§ What to do
Each line should be copied exactly.

*** Source data ***

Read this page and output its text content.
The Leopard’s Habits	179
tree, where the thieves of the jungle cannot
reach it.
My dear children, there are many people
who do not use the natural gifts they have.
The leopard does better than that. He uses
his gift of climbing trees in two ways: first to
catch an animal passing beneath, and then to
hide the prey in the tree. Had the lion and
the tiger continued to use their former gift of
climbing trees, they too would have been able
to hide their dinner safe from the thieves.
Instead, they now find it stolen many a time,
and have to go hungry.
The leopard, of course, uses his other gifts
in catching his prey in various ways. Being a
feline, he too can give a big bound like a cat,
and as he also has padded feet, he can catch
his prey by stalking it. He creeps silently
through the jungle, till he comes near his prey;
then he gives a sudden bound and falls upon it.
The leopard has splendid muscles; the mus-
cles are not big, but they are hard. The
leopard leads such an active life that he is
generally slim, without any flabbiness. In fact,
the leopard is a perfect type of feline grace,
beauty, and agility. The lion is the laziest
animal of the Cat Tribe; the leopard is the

***

§ Expected answer
Read this page and output its text content.
The Leopard’s Habits	179
tree, where the thieves of the jungle cannot
reach it.
My dear children, there are many people
who do not use the natural gifts they have.
The leopard does better than that. He uses
his gift of climbing trees in two ways: first to
catch an animal passing beneath, and then to
hide the prey in the tree. Had the lion and
the tiger continued to use their former gift of
climbing trees, they too would have been able
to hide their dinner safe from the thieves.
Instead, they now find it stolen many a time,
and have to go hungry.
The leopard, of course, uses his other gifts
in catching his prey in various ways. Being a
feline, he too can give a big bound like a cat,
and as he also has padded feet, he can catch
his prey by stalking it. He creeps silently
through the jungle, till he comes near his prey;
then he gives a sudden bound and falls upon it.
The leopard has splendid muscles; the mus-
cles are not big, but they are hard. The
leopard leads such an active life that he is
generally slim, without any flabbiness. In fact,
the leopard is a perfect type of feline grace,
beauty, and agility. The lion is the laziest
animal of the Cat Tribe; the leopard is the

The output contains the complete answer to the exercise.